_Aim A_
What total revenue does the purchase data notebook report?
_Aim B_
Say whether each statement agrees with the purchase data notebook, answering yes or no and quoting the words that decide it: (i) The instructions for each segment must be followed exactly. (ii) The data is loaded from a file named purchase_data.csv. (iii) The gender table gives male players a total count of 652.
_Aim C_
Please echo everything in the purchase data notebook from "tot_purchase = grpby_gender['Price'].sum()" down to "purchasing_analysis_df = pd.DataFrame(Purchase_Count)", word for word.

# Excerpt to read start

### Note
* Instructions have been included for each segment. You do not have to follow them exactly, but they are included to help you think through the steps.

In [1]:
# Dependencies and Setup
import pandas as pd

# File to Load (Remember to Change These)
file_to_load = "Resources/purchase_data.csv"

# Read Purchasing File and store into Pandas data frame
purchase_data = pd.read_csv(file_to_load)
pd_df=[]
pd_df=purchase_data
#pd_df.dtypes

## Player Count

* Display the total number of players


In [2]:
pd_count = pd_df['SN'].nunique()
pd_count

576

## Purchasing Analysis (Total)

* Run basic calculations to obtain number of unique items, average price, etc.


* Create a summary data frame to hold the results


* Optional: give the displayed data cleaner formatting


* Display the summary data frame


In [3]:
summary_df = []
data = {'Number of Unique Items':[pd_df['Item ID'].nunique()], 
        'Average Price': [pd_df['Price'].mean()],
        'Number of Purchases' : [pd_df['Purchase ID'].count()],
        'Total Revenue':[pd_df['Price'].sum()]} 
summary_df = pd.DataFrame.from_dict(data)
summary_df =summary_df.style.format({'Total Revenue': '${:,.2f}','Average Price': '${:,.2f}'})
summary_df

Unnamed: 0,Number of Unique Items,Average Price,Number of Purchases,Total Revenue
0,183,$3.05,780,"$2,379.77"


## Gender Demographics

* Percentage and Count of Male Players


* Percentage and Count of Female Players


* Percentage and Count of Other / Non-Disclosed




In [4]:
demographics = pd_df.groupby('Gender', as_index=True)['Purchase ID'].count()
demographics_df= pd.DataFrame(demographics)

demographics_df=demographics_df.rename(columns ={'Purchase ID':'Total Count'})
tot_player = demographics_df['Total Count'].sum()
demographics_df['Percentage of Players'] = demographics_df['Total Count']/tot_player
demographics_df=demographics_df.style.format({'Percentage of Players': '{:.2%}'})
demographics_df

Unnamed: 0_level_0,Total Count,Percentage of Players
Gender,Unnamed: 1_level_1,Unnamed: 2_level_1
Female,113,14.49%
Male,652,83.59%
Other / Non-Disclosed,15,1.92%



## Purchasing Analysis (Gender)

* Run basic calculations to obtain purchase count, avg. purchase price, avg. purchase total per person etc. by gender




* Create a summary data frame to hold the results


* Optional: give the displayed data cleaner formatting


* Display the summary data frame

In [5]:
grpby_gender = pd_df.groupby('Gender')
Purchase_Count = grpby_gender['Purchase ID'].count()
Average_Price = grpby_gender['Price'].mean()
tot_purchase = grpby_gender['Price'].sum()
count_gender = grpby_gender.nunique()["SN"]
Average_Price_Per_Person= tot_purchase/count_gender
purchasing_analysis_df = pd.DataFrame(Purchase_Count)

# Excerpt to read end
# Extracted information start

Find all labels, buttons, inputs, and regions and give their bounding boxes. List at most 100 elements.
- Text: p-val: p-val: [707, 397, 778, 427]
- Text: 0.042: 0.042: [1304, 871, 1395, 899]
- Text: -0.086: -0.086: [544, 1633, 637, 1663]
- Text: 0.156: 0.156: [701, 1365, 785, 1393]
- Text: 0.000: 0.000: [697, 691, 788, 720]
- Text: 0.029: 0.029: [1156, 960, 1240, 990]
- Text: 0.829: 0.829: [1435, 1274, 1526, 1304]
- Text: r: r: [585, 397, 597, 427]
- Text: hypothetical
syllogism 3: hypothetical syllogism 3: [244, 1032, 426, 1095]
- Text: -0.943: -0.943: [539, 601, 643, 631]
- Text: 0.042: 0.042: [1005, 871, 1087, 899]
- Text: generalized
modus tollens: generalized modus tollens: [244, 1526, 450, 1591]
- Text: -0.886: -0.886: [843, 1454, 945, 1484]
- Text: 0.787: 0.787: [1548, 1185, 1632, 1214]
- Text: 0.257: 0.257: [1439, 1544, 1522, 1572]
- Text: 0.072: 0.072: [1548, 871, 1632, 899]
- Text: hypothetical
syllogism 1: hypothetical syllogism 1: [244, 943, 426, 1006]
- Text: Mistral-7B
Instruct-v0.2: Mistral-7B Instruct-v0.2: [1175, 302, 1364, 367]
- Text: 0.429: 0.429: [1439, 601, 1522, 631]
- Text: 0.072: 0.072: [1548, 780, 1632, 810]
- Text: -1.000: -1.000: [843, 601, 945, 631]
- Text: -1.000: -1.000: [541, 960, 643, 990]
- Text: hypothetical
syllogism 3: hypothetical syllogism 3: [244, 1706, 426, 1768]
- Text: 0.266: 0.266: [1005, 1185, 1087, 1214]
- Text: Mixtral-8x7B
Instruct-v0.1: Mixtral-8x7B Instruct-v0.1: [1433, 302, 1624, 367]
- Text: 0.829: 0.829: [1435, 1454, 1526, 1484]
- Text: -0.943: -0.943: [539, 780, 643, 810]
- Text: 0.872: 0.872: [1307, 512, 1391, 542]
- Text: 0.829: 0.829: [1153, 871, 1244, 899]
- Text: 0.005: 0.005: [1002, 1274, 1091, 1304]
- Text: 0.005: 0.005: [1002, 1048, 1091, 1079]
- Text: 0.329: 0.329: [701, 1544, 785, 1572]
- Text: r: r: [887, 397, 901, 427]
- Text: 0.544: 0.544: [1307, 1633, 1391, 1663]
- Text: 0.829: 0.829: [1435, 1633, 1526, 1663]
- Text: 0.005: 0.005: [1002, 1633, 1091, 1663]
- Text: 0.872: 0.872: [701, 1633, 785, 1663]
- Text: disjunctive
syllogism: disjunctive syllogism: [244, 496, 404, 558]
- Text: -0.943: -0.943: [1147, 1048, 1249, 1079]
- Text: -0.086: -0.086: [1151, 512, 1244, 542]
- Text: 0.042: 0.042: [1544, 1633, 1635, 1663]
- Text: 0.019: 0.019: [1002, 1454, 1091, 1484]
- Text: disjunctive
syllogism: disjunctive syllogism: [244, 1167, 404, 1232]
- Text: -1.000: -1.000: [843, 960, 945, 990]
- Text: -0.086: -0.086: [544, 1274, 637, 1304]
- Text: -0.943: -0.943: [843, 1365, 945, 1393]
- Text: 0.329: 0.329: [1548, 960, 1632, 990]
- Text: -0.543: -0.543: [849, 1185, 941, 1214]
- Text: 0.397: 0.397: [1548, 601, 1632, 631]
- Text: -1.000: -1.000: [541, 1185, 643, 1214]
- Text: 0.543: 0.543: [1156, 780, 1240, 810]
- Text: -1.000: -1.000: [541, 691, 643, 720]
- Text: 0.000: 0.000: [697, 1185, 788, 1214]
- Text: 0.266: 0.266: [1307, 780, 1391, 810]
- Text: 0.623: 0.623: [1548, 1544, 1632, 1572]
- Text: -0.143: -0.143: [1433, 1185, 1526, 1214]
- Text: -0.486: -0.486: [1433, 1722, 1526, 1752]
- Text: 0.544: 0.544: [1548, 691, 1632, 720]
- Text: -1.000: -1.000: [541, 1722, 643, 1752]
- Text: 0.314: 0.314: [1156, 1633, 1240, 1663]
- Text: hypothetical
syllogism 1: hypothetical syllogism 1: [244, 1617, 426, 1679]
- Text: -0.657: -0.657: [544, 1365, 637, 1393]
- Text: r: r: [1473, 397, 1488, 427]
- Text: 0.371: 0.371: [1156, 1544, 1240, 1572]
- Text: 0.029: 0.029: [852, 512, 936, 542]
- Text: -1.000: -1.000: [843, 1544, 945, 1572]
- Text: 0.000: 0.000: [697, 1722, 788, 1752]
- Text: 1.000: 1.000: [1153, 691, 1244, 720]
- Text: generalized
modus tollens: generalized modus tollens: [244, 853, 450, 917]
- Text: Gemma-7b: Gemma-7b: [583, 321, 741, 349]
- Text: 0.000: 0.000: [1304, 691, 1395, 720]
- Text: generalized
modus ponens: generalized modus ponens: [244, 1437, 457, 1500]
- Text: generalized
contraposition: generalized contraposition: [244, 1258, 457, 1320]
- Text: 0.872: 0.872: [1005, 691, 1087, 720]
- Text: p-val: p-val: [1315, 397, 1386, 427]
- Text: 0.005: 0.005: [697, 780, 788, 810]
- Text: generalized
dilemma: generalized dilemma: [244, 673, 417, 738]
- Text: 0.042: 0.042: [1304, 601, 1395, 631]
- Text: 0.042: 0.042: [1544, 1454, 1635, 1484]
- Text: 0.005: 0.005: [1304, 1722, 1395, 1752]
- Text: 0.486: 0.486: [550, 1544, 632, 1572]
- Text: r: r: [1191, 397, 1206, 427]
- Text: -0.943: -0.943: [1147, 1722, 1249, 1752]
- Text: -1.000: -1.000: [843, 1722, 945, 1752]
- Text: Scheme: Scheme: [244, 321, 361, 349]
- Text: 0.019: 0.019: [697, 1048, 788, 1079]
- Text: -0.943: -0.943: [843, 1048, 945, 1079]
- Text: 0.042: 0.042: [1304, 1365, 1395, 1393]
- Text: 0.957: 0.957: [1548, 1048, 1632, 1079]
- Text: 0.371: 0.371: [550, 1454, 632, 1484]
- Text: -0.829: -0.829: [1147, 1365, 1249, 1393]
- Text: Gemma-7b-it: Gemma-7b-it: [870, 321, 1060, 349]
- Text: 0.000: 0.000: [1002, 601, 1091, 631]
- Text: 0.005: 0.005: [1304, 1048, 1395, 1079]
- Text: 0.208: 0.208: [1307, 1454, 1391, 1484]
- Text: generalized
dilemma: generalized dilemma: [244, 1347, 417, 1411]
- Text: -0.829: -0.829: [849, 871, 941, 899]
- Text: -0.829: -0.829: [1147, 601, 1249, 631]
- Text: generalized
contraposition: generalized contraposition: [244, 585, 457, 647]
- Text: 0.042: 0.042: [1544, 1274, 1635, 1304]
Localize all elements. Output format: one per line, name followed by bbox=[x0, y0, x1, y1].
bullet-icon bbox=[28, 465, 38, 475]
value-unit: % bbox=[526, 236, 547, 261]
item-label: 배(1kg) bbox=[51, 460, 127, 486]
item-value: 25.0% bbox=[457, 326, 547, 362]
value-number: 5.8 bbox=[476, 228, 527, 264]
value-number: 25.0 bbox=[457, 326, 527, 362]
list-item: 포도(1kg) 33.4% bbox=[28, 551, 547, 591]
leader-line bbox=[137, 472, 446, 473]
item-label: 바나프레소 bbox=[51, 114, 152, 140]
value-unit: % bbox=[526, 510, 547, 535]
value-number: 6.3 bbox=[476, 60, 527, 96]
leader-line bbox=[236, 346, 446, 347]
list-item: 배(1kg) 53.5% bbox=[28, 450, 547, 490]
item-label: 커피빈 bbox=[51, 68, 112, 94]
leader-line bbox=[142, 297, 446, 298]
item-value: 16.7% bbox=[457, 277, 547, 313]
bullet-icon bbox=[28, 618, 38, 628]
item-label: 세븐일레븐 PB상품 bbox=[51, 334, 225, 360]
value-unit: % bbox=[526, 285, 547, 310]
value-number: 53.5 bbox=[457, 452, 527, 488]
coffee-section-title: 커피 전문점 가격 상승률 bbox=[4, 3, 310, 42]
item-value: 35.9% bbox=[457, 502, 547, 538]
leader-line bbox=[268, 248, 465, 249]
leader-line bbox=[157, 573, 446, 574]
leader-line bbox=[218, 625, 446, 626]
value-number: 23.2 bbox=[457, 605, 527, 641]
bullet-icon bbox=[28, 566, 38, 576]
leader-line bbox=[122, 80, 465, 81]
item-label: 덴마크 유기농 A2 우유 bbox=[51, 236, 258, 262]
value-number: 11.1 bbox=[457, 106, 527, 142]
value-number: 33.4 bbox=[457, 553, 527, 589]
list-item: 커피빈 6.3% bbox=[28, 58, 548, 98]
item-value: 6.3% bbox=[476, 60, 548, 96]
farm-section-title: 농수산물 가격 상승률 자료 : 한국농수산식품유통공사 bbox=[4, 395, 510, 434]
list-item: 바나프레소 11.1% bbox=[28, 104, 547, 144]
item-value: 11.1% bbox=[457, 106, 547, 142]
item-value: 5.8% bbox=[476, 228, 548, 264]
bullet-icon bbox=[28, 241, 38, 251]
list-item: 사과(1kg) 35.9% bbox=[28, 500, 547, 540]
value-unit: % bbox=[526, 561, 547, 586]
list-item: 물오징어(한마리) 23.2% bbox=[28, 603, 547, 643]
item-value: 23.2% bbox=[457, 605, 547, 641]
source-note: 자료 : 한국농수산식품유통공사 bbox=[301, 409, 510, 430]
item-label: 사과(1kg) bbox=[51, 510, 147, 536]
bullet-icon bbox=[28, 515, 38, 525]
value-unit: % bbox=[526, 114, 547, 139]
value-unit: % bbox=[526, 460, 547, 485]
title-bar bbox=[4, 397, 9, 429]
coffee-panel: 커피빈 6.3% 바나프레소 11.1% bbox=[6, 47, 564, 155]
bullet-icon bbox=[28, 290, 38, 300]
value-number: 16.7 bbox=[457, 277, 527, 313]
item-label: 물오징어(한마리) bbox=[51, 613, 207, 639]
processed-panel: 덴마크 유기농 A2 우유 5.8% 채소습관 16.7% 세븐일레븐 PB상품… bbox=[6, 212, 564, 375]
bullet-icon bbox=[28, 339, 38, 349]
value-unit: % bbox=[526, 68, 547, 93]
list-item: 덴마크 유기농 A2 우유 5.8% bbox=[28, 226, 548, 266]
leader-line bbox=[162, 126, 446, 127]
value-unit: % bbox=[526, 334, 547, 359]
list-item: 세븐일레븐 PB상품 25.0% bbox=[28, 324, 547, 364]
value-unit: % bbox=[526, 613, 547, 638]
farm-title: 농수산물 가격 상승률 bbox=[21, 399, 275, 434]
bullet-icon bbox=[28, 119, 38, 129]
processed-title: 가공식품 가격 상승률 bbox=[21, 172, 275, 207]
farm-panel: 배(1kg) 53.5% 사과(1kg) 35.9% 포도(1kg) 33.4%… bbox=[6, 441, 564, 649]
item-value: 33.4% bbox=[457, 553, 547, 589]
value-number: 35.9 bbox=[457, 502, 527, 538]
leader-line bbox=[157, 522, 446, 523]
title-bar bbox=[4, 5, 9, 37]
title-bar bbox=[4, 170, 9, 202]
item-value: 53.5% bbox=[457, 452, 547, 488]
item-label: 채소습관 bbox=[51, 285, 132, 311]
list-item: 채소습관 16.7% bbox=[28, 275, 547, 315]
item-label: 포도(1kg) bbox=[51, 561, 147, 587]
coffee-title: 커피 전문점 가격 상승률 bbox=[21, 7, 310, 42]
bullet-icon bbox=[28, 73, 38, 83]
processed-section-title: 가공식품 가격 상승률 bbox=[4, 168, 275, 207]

# Extracted information end

_Written solution A_
$2,379.77

_Written solution B_
(i) No: "You do not have to follow them exactly"
(ii) Yes: "file_to_load = "Resources/purchase_data.csv""
(iii) Yes: "Male,652,83.59%"

_Written solution C_
tot_purchase = grpby_gender['Price'].sum()
count_gender = grpby_gender.nunique()["SN"]
Average_Price_Per_Person= tot_purchase/count_gender
purchasing_analysis_df = pd.DataFrame(Purchase_Count)